%%

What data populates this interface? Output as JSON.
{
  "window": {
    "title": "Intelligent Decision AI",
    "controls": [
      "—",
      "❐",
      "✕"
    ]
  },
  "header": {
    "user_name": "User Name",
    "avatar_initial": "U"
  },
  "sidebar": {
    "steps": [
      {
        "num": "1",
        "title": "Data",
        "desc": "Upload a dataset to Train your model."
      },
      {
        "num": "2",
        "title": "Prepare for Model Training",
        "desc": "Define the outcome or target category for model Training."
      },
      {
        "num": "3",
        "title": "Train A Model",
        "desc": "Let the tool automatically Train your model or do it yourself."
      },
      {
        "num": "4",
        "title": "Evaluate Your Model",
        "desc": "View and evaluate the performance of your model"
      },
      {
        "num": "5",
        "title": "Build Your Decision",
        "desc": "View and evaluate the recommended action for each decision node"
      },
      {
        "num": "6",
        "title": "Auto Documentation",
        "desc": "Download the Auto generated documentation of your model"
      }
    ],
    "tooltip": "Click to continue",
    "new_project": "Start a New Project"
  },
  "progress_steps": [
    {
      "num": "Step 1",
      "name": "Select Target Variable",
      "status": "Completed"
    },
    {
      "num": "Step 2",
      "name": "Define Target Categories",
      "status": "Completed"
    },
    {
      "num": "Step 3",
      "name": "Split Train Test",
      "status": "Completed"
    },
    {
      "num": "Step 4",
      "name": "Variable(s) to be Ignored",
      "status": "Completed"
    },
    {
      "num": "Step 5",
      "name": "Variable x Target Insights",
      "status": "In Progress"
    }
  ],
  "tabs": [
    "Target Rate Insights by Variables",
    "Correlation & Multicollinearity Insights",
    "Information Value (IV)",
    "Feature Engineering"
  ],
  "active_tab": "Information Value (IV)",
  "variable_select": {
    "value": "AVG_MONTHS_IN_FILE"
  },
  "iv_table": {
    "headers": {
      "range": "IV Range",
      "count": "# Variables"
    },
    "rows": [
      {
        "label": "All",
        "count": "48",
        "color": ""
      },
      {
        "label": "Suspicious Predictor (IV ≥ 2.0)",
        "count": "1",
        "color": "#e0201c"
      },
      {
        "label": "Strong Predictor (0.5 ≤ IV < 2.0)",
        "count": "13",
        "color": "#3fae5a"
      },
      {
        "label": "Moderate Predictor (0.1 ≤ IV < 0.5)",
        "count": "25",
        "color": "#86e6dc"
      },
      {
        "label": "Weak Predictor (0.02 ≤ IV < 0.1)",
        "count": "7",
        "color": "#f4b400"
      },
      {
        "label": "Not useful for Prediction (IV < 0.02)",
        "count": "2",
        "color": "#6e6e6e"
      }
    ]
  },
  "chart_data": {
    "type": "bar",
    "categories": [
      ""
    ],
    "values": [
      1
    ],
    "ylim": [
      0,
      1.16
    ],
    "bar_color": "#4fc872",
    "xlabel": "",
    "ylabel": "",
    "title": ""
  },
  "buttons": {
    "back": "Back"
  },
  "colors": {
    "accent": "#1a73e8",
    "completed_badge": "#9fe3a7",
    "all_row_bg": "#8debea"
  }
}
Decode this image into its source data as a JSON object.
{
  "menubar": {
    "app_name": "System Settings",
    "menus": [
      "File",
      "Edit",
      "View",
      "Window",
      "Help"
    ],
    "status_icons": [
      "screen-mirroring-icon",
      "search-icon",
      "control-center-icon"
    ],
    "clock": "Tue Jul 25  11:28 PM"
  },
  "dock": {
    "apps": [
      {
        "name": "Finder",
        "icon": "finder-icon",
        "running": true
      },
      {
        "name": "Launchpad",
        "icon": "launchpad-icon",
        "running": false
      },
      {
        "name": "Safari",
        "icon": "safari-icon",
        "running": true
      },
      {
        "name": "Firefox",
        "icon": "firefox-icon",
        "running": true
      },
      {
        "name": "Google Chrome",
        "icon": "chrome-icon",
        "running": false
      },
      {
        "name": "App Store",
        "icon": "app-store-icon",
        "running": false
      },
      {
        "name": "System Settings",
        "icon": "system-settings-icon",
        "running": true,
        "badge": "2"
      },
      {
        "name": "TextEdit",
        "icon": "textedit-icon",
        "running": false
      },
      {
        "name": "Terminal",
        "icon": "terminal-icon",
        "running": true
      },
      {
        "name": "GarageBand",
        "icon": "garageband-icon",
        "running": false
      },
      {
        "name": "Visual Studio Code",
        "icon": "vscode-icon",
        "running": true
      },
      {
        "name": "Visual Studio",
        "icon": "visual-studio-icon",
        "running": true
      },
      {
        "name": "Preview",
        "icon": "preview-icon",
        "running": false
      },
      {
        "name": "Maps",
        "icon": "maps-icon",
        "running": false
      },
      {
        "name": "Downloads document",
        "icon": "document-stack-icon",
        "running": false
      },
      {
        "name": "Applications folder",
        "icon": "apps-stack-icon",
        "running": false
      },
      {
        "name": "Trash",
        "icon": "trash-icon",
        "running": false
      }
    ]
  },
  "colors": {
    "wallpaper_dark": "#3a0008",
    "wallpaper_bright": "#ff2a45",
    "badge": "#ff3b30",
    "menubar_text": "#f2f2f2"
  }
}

%%

Restate the whole of the material exactly.

What data populates this interface? Output as JSON.
{
  "window": {
    "title": "Intelligent Decision AI",
    "controls": [
      "—",
      "❐",
      "✕"
    ]
  },
  "header": {
    "user_name": "User Name",
    "avatar_initial": "U"
  },
  "sidebar": {
    "steps": [
      {
        "num": "1",
        "title": "Data",
        "desc": "Upload a dataset to Train your model."
      },
      {
        "num": "2",
        "title": "Prepare for Model Training",
        "desc": "Define the outcome or target category for model Training."
      },
      {
        "num": "3",
        "title": "Train A Model",
        "desc": "Let the tool automatically Train your model or do it yourself."
      },
      {
        "num": "4",
        "title": "Evaluate Your Model",
        "desc": "View and evaluate the performance of your model"
      },
      {
        "num": "5",
        "title": "Build Your Decision",
        "desc": "View and evaluate the recommended action for each decision node"
      },
      {
        "num": "6",
        "title": "Auto Documentation",
        "desc": "Download the Auto generated documentation of your model"
      }
    ],
    "tooltip": "Click to continue",
    "new_project": "Start a New Project"
  },
  "progress_steps": [
    {
      "num": "Step 1",
      "name": "Select Target Variable",
      "status": "Completed"
    },
    {
      "num": "Step 2",
      "name": "Define Target Categories",
      "status": "Completed"
    },
    {
      "num": "Step 3",
      "name": "Split Train Test",
      "status": "Completed"
    },
    {
      "num": "Step 4",
      "name": "Variable(s) to be Ignored",
      "status": "Completed"
    },
    {
      "num": "Step 5",
      "name": "Variable x Target Insights",
      "status": "In Progress"
    }
  ],
  "tabs": [
    "Target Rate Insights by Variables",
    "Correlation & Multicollinearity Insights",
    "Information Value (IV)",
    "Feature Engineering"
  ],
  "active_tab": "Information Value (IV)",
  "variable_select": {
    "value": "AVG_MONTHS_IN_FILE"
  },
  "iv_table": {
    "headers": {
      "range": "IV Range",
      "count": "# Variables"
    },
    "rows": [
      {
        "label": "All",
        "count": "48",
        "color": ""
      },
      {
        "label": "Suspicious Predictor (IV ≥ 2.0)",
        "count": "1",
        "color": "#e0201c"
      },
      {
        "label": "Strong Predictor (0.5 ≤ IV < 2.0)",
        "count": "13",
        "color": "#3fae5a"
      },
      {
        "label": "Moderate Predictor (0.1 ≤ IV < 0.5)",
        "count": "25",
        "color": "#86e6dc"
      },
      {
        "label": "Weak Predictor (0.02 ≤ IV < 0.1)",
        "count": "7",
        "color": "#f4b400"
      },
      {
        "label": "Not useful for Prediction (IV < 0.02)",
        "count": "2",
        "color": "#6e6e6e"
      }
    ]
  },
  "chart_data": {
    "type": "bar",
    "categories": [
      ""
    ],
    "values": [
      1
    ],
    "ylim": [
      0,
      1.16
    ],
    "bar_color": "#4fc872",
    "xlabel": "",
    "ylabel": "",
    "title": ""
  },
  "buttons": {
    "back": "Back"
  },
  "colors": {
    "accent": "#1a73e8",
    "completed_badge": "#9fe3a7",
    "all_row_bg": "#8debea"
  }
}
Decode this image into its source data as a JSON object.
{
  "menubar": {
    "app_name": "System Settings",
    "menus": [
      "File",
      "Edit",
      "View",
      "Window",
      "Help"
    ],
    "status_icons": [
      "screen-mirroring-icon",
      "search-icon",
      "control-center-icon"
    ],
    "clock": "Tue Jul 25  11:28 PM"
  },
  "dock": {
    "apps": [
      {
        "name": "Finder",
        "icon": "finder-icon",
        "running": true
      },
      {
        "name": "Launchpad",
        "icon": "launchpad-icon",
        "running": false
      },
      {
        "name": "Safari",
        "icon": "safari-icon",
        "running": true
      },
      {
        "name": "Firefox",
        "icon": "firefox-icon",
        "running": true
      },
      {
        "name": "Google Chrome",
        "icon": "chrome-icon",
        "running": false
      },
      {
        "name": "App Store",
        "icon": "app-store-icon",
        "running": false
      },
      {
        "name": "System Settings",
        "icon": "system-settings-icon",
        "running": true,
        "badge": "2"
      },
      {
        "name": "TextEdit",
        "icon": "textedit-icon",
        "running": false
      },
      {
        "name": "Terminal",
        "icon": "terminal-icon",
        "running": true
      },
      {
        "name": "GarageBand",
        "icon": "garageband-icon",
        "running": false
      },
      {
        "name": "Visual Studio Code",
        "icon": "vscode-icon",
        "running": true
      },
      {
        "name": "Visual Studio",
        "icon": "visual-studio-icon",
        "running": true
      },
      {
        "name": "Preview",
        "icon": "preview-icon",
        "running": false
      },
      {
        "name": "Maps",
        "icon": "maps-icon",
        "running": false
      },
      {
        "name": "Downloads document",
        "icon": "document-stack-icon",
        "running": false
      },
      {
        "name": "Applications folder",
        "icon": "apps-stack-icon",
        "running": false
      },
      {
        "name": "Trash",
        "icon": "trash-icon",
        "running": false
      }
    ]
  },
  "colors": {
    "wallpaper_dark": "#3a0008",
    "wallpaper_bright": "#ff2a45",
    "badge": "#ff3b30",
    "menubar_text": "#f2f2f2"
  }
}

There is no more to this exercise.